◆ Record set ◆
+ + + +

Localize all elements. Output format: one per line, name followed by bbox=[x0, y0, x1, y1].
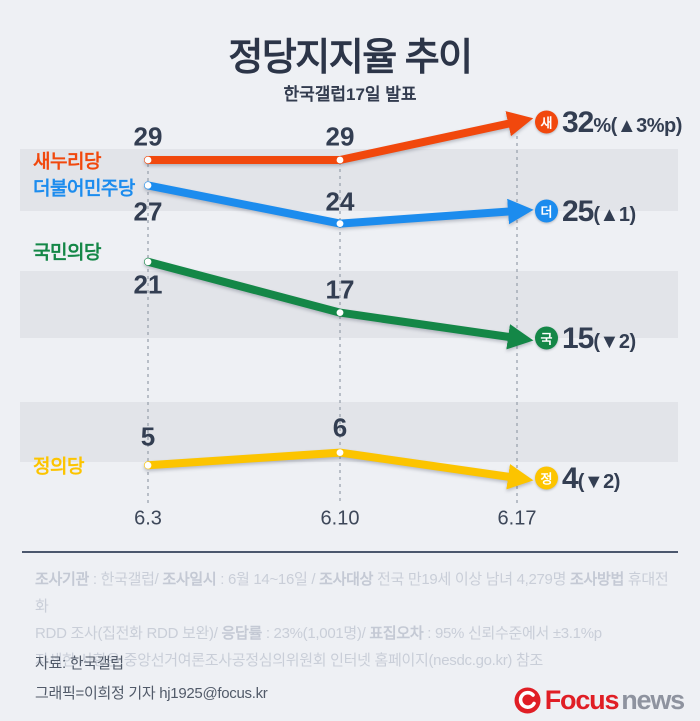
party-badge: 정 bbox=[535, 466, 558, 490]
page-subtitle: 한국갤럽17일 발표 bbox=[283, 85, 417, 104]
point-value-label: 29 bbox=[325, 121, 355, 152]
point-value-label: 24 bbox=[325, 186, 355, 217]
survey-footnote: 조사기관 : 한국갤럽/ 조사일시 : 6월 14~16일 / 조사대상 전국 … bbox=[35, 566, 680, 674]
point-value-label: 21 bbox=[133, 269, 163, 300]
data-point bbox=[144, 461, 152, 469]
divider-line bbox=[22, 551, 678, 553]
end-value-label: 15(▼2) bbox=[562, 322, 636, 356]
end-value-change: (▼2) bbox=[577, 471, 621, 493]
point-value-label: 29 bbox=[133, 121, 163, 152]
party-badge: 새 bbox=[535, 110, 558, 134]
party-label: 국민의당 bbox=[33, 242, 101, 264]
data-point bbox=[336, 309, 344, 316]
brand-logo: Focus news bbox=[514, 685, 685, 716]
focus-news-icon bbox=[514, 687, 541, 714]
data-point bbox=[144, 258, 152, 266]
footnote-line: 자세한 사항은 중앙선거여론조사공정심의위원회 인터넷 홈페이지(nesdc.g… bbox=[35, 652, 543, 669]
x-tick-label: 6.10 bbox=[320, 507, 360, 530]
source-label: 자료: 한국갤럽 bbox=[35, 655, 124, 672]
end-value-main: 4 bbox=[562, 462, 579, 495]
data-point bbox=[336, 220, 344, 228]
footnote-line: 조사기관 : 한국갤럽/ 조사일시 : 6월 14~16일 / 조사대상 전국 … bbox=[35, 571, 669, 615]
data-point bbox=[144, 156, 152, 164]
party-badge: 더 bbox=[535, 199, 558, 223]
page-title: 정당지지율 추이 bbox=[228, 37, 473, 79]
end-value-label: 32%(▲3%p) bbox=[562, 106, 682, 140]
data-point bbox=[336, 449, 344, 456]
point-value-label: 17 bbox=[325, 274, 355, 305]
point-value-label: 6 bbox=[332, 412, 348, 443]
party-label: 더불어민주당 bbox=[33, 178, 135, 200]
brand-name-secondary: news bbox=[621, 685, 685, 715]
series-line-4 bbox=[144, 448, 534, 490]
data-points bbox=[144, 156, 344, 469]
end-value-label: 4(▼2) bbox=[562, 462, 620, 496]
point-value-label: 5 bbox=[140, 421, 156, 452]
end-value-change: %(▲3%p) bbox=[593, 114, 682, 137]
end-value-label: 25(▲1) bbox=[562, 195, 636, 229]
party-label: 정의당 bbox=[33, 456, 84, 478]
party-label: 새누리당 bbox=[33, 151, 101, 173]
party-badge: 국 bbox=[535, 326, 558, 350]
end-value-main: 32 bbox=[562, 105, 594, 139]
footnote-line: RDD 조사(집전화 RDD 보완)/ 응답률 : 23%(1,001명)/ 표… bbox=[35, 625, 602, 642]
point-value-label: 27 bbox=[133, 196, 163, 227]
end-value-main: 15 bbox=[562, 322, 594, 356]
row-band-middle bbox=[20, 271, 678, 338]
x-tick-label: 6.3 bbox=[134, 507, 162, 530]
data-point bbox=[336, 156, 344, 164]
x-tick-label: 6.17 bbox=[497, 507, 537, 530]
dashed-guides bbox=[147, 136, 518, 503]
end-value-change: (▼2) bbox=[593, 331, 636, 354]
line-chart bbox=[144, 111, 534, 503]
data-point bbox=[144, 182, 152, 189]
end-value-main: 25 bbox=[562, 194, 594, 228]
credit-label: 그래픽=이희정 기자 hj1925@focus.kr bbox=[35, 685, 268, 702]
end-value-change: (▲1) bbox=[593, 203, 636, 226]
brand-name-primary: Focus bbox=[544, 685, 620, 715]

+ + + +

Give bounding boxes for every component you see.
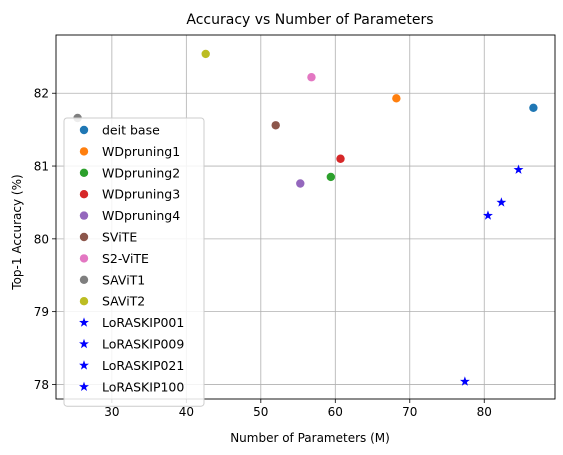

+ + + +

◆ Directive ◆
Can you output, unchanged, every line between the line containing "Localize all elements." and the line containing "data-point bbox=[144, 461, 152, 469]", inclusive? Leave the picture out.

◆ Solution to this exercise ◆
Localize all elements. Output format: one per line, name followed by bbox=[x0, y0, x1, y1].
party-badge: 정 bbox=[535, 466, 558, 490]
page-subtitle: 한국갤럽17일 발표 bbox=[283, 85, 417, 104]
point-value-label: 29 bbox=[325, 121, 355, 152]
point-value-label: 24 bbox=[325, 186, 355, 217]
survey-footnote: 조사기관 : 한국갤럽/ 조사일시 : 6월 14~16일 / 조사대상 전국 … bbox=[35, 566, 680, 674]
point-value-label: 21 bbox=[133, 269, 163, 300]
data-point bbox=[144, 461, 152, 469]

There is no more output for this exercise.